Aim =
Exactly repeat the full listing that follows.

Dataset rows
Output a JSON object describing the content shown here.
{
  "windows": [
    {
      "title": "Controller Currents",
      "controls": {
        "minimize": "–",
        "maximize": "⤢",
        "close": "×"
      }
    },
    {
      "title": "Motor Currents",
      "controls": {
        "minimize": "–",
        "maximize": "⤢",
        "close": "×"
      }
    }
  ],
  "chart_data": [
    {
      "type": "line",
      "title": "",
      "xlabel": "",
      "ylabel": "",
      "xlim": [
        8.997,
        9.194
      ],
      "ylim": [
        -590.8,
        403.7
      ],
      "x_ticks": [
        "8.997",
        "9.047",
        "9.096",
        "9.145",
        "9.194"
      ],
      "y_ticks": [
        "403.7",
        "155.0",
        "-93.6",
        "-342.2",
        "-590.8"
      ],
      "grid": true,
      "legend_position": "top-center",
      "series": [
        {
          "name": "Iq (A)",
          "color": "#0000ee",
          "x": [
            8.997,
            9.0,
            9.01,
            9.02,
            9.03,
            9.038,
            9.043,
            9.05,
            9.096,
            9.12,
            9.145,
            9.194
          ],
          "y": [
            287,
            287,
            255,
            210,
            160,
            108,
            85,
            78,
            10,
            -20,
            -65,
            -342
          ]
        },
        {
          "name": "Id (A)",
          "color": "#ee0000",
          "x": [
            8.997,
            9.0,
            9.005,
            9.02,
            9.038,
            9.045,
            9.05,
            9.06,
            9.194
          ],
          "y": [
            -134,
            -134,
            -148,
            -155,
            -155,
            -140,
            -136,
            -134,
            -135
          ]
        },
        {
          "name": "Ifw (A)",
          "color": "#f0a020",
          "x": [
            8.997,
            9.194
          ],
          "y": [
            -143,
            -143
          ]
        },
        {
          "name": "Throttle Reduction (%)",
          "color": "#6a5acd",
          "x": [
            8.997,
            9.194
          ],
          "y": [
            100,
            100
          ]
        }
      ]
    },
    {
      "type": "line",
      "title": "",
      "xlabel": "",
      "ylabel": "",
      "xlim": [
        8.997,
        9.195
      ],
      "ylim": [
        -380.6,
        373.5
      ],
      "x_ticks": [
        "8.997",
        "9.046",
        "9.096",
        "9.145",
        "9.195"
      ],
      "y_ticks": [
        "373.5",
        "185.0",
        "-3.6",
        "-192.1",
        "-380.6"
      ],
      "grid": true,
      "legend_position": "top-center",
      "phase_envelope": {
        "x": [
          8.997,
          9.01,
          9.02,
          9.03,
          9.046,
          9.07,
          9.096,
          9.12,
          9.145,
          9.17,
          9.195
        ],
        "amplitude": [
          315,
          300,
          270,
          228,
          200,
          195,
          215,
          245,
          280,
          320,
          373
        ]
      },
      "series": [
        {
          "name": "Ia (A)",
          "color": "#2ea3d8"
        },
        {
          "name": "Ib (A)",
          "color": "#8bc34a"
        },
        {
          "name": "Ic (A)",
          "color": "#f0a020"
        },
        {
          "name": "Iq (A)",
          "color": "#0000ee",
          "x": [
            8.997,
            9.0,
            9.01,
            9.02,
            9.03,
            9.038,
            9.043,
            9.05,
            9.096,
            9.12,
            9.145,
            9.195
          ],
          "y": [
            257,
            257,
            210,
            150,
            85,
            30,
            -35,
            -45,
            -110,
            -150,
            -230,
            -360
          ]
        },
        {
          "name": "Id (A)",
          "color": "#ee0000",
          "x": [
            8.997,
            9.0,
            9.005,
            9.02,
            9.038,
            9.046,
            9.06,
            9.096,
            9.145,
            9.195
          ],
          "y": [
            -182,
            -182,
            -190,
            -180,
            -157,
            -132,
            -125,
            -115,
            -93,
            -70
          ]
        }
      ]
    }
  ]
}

Reply =
Output a JSON object describing the content shown here.
{
  "windows": [
    {
      "title": "Controller Currents",
      "controls": {
        "minimize": "–",
        "maximize": "⤢",
        "close": "×"
      }
    },
    {
      "title": "Motor Currents",
      "controls": {
        "minimize": "–",
        "maximize": "⤢",
        "close": "×"
      }
    }
  ],
  "chart_data": [
    {
      "type": "line",
      "title": "",
      "xlabel": "",
      "ylabel": "",
      "xlim": [
        8.997,
        9.194
      ],
      "ylim": [
        -590.8,
        403.7
      ],
      "x_ticks": [
        "8.997",
        "9.047",
        "9.096",
        "9.145",
        "9.194"
      ],
      "y_ticks": [
        "403.7",
        "155.0",
        "-93.6",
        "-342.2",
        "-590.8"
      ],
      "grid": true,
      "legend_position": "top-center",
      "series": [
        {
          "name": "Iq (A)",
          "color": "#0000ee",
          "x": [
            8.997,
            9.0,
            9.01,
            9.02,
            9.03,
            9.038,
            9.043,
            9.05,
            9.096,
            9.12,
            9.145,
            9.194
          ],
          "y": [
            287,
            287,
            255,
            210,
            160,
            108,
            85,
            78,
            10,
            -20,
            -65,
            -342
          ]
        },
        {
          "name": "Id (A)",
          "color": "#ee0000",
          "x": [
            8.997,
            9.0,
            9.005,
            9.02,
            9.038,
            9.045,
            9.05,
            9.06,
            9.194
          ],
          "y": [
            -134,
            -134,
            -148,
            -155,
            -155,
            -140,
            -136,
            -134,
            -135
          ]
        },
        {
          "name": "Ifw (A)",
          "color": "#f0a020",
          "x": [
            8.997,
            9.194
          ],
          "y": [
            -143,
            -143
          ]
        },
        {
          "name": "Throttle Reduction (%)",
          "color": "#6a5acd",
          "x": [
            8.997,
            9.194
          ],
          "y": [
            100,
            100
          ]
        }
      ]
    },
    {
      "type": "line",
      "title": "",
      "xlabel": "",
      "ylabel": "",
      "xlim": [
        8.997,
        9.195
      ],
      "ylim": [
        -380.6,
        373.5
      ],
      "x_ticks": [
        "8.997",
        "9.046",
        "9.096",
        "9.145",
        "9.195"
      ],
      "y_ticks": [
        "373.5",
        "185.0",
        "-3.6",
        "-192.1",
        "-380.6"
      ],
      "grid": true,
      "legend_position": "top-center",
      "phase_envelope": {
        "x": [
          8.997,
          9.01,
          9.02,
          9.03,
          9.046,
          9.07,
          9.096,
          9.12,
          9.145,
          9.17,
          9.195
        ],
        "amplitude": [
          315,
          300,
          270,
          228,
          200,
          195,
          215,
          245,
          280,
          320,
          373
        ]
      },
      "series": [
        {
          "name": "Ia (A)",
          "color": "#2ea3d8"
        },
        {
          "name": "Ib (A)",
          "color": "#8bc34a"
        },
        {
          "name": "Ic (A)",
          "color": "#f0a020"
        },
        {
          "name": "Iq (A)",
          "color": "#0000ee",
          "x": [
            8.997,
            9.0,
            9.01,
            9.02,
            9.03,
            9.038,
            9.043,
            9.05,
            9.096,
            9.12,
            9.145,
            9.195
          ],
          "y": [
            257,
            257,
            210,
            150,
            85,
            30,
            -35,
            -45,
            -110,
            -150,
            -230,
            -360
          ]
        },
        {
          "name": "Id (A)",
          "color": "#ee0000",
          "x": [
            8.997,
            9.0,
            9.005,
            9.02,
            9.038,
            9.046,
            9.06,
            9.096,
            9.145,
            9.195
          ],
          "y": [
            -182,
            -182,
            -190,
            -180,
            -157,
            -132,
            -125,
            -115,
            -93,
            -70
          ]
        }
      ]
    }
  ]
}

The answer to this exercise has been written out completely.